When the screening criteria of Wilson and Jungner are applied, it seems that most criteria for screening are fulfilled for HFrEF, but not for HFpEF (Table 1; [7]). For HFpEF, there is much more uncertainty. For example, its natural history is less clear, and also the underlying pathophysiological pathways have not been fully elucidated, although recently the understanding of possible causal mechanisms has increased [8]. Important questions remain, e.g. about the exact mechanisms involved in the development of ‘diabetic cardiomyopathy’ [9]. Furthermore, there is still an ongoing discussion on the exact echocardiographic criteria that should be fulfilled to establish HFpEF, and this hampers the diagnosis. Finally, treatment of HFpEF is focused on reduction of symptoms of fluid overload and comorbid conditions [10]. Diuretics are the only option for symptom relief, but their prognostic effects have never been adequately evaluated. Other drugs, including beta-blockers, angiotensin-converting-enzyme inhibitors, angiotensin II receptor blockers and mineralo-corticoid inhibitors have been tested in randomised trials in patients with HFpEF, mainly in addition to diuretics, but with disappointing results, with at best a statistically non-significant relative risk reduction on all-cause mortality of around 10 % [10]. These results can be further ‘downgraded’ because a substantial number of the included patients had a left ventricular ejection fraction in the range of 40–50 %, and many consider this to be HFrEF, and not HFpEF. Thus, screening all T2DM patients aged ≥ 60 for HFrEF seems more reasonable according to the criteria of Wilson and Jungner than screening for HFpEF. Although convincing prognostically beneficial therapy for HFpEF is currently not yet available, one could argue that detecting HFpEF is useful. First of all, patients are correctly diagnosed and this prevents misclassification in other diseases that may also cause breathlessness and fatigue, such as COPD. Also, the possibility of adequately treating symptoms of breathlessness by managing incidental periods of volume overload with diuretics should not be undervalued. Finally, one could argue that the patient should at least be aware that he or she has a condition with a relatively poor prognosis.

[Excerpts from a dataset]

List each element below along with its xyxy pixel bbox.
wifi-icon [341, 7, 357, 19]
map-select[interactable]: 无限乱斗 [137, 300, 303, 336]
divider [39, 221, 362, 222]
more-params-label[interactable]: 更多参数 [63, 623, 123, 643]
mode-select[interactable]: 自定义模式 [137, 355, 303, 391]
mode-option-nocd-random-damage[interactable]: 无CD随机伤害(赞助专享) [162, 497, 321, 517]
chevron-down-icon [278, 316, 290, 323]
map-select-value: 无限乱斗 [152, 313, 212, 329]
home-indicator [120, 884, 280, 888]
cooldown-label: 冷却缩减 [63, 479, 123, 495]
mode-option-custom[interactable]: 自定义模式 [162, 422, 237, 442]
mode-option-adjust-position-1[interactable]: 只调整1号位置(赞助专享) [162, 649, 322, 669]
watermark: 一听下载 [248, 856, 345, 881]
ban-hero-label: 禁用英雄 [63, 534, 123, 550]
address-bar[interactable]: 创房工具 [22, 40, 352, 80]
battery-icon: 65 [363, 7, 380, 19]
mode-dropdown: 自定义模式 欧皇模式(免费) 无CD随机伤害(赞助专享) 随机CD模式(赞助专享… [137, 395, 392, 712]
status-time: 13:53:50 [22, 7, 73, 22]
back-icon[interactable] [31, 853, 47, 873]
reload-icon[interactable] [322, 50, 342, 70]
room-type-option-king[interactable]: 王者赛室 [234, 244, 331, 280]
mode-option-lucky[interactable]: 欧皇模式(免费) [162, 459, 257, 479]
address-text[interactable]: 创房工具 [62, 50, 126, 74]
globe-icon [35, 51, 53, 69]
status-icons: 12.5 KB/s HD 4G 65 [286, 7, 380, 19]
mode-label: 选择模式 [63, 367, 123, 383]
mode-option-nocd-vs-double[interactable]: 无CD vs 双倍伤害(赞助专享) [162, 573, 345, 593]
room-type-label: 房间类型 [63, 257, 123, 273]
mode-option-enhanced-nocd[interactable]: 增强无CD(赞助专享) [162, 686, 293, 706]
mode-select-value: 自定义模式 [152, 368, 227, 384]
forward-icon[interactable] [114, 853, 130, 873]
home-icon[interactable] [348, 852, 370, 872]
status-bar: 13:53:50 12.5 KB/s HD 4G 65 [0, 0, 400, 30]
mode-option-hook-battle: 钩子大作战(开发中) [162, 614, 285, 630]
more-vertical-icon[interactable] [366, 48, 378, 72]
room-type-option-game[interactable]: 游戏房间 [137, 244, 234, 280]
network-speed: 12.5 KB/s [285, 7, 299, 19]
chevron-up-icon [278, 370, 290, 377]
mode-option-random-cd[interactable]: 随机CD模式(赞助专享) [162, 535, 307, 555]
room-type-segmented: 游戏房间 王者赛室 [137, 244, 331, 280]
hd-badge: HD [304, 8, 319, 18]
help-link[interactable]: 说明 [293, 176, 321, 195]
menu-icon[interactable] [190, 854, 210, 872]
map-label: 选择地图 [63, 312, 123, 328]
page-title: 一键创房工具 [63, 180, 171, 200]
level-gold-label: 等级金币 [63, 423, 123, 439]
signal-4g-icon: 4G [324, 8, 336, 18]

> [What is needed]
Please answer these questions using the heart failure screening text:
(a) What does the text name as the only option for symptom relief in HFpEF?
(b) At best, what relative risk reduction on all-cause mortality did the randomized trials in HFpEF patients show?
(c) Which disease does the text give as an example of a possible misclassification that detecting HFpEF can prevent?
These rows were taken from a separate source.

> [Result of the exercise]
(a) Diuretics.
(b) Around 10 %, and it was not statistically significant.
(c) COPD.